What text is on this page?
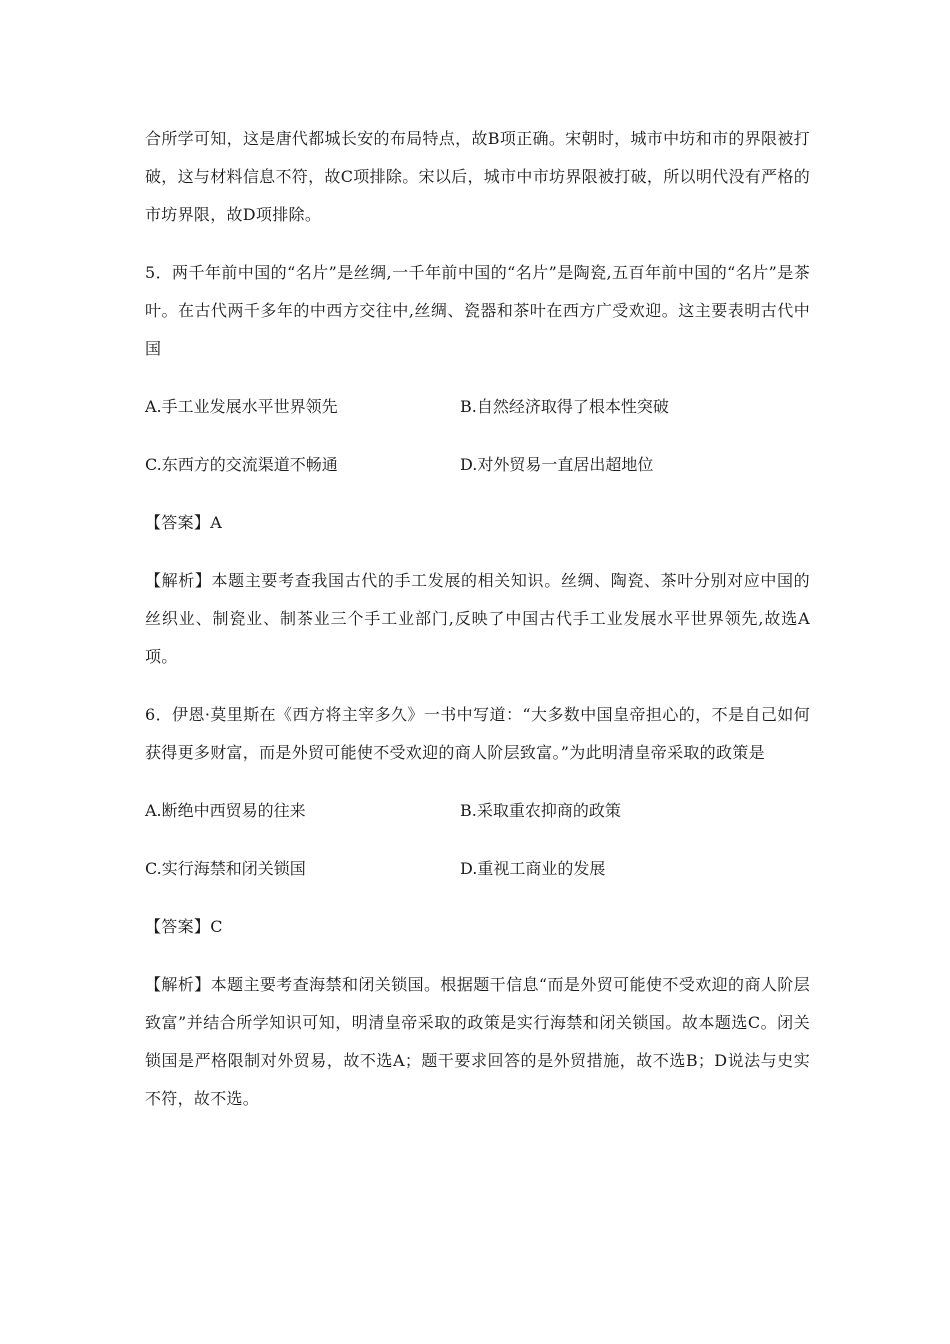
合所学可知，这是唐代都城长安的布局特点，故B项正确。宋朝时，城市中坊和市的界限被打破，这与材料信息不符，故C项排除。宋以后，城市中市坊界限被打破，所以明代没有严格的市坊界限，故D项排除。

5．两千年前中国的“名片”是丝绸,一千年前中国的“名片”是陶瓷,五百年前中国的“名片”是茶叶。在古代两千多年的中西方交往中,丝绸、瓷器和茶叶在西方广受欢迎。这主要表明古代中国

A.手工业发展水平世界领先	B.自然经济取得了根本性突破
C.东西方的交流渠道不畅通	D.对外贸易一直居出超地位

【答案】A

【解析】本题主要考查我国古代的手工发展的相关知识。丝绸、陶瓷、茶叶分别对应中国的丝织业、制瓷业、制茶业三个手工业部门,反映了中国古代手工业发展水平世界领先,故选A项。

6．伊恩·莫里斯在《西方将主宰多久》一书中写道：“大多数中国皇帝担心的，不是自己如何获得更多财富，而是外贸可能使不受欢迎的商人阶层致富。”为此明清皇帝采取的政策是

A.断绝中西贸易的往来	B.采取重农抑商的政策
C.实行海禁和闭关锁国	D.重视工商业的发展

【答案】C

【解析】本题主要考查海禁和闭关锁国。根据题干信息“而是外贸可能使不受欢迎的商人阶层致富”并结合所学知识可知，明清皇帝采取的政策是实行海禁和闭关锁国。故本题选C。闭关锁国是严格限制对外贸易，故不选A；题干要求回答的是外贸措施，故不选B；D说法与史实不符，故不选。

□ □ □

All of the data above should be transcribed verbatim, with pictures omitted.

Solved exercise
What text is on this page?
合所学可知，这是唐代都城长安的布局特点，故B项正确。宋朝时，城市中坊和市的界限被打破，这与材料信息不符，故C项排除。宋以后，城市中市坊界限被打破，所以明代没有严格的市坊界限，故D项排除。

5．两千年前中国的“名片”是丝绸,一千年前中国的“名片”是陶瓷,五百年前中国的“名片”是茶叶。在古代两千多年的中西方交往中,丝绸、瓷器和茶叶在西方广受欢迎。这主要表明古代中国

A.手工业发展水平世界领先	B.自然经济取得了根本性突破
C.东西方的交流渠道不畅通	D.对外贸易一直居出超地位

【答案】A

【解析】本题主要考查我国古代的手工发展的相关知识。丝绸、陶瓷、茶叶分别对应中国的丝织业、制瓷业、制茶业三个手工业部门,反映了中国古代手工业发展水平世界领先,故选A项。

6．伊恩·莫里斯在《西方将主宰多久》一书中写道：“大多数中国皇帝担心的，不是自己如何获得更多财富，而是外贸可能使不受欢迎的商人阶层致富。”为此明清皇帝采取的政策是

A.断绝中西贸易的往来	B.采取重农抑商的政策
C.实行海禁和闭关锁国	D.重视工商业的发展

【答案】C

【解析】本题主要考查海禁和闭关锁国。根据题干信息“而是外贸可能使不受欢迎的商人阶层致富”并结合所学知识可知，明清皇帝采取的政策是实行海禁和闭关锁国。故本题选C。闭关锁国是严格限制对外贸易，故不选A；题干要求回答的是外贸措施，故不选B；D说法与史实不符，故不选。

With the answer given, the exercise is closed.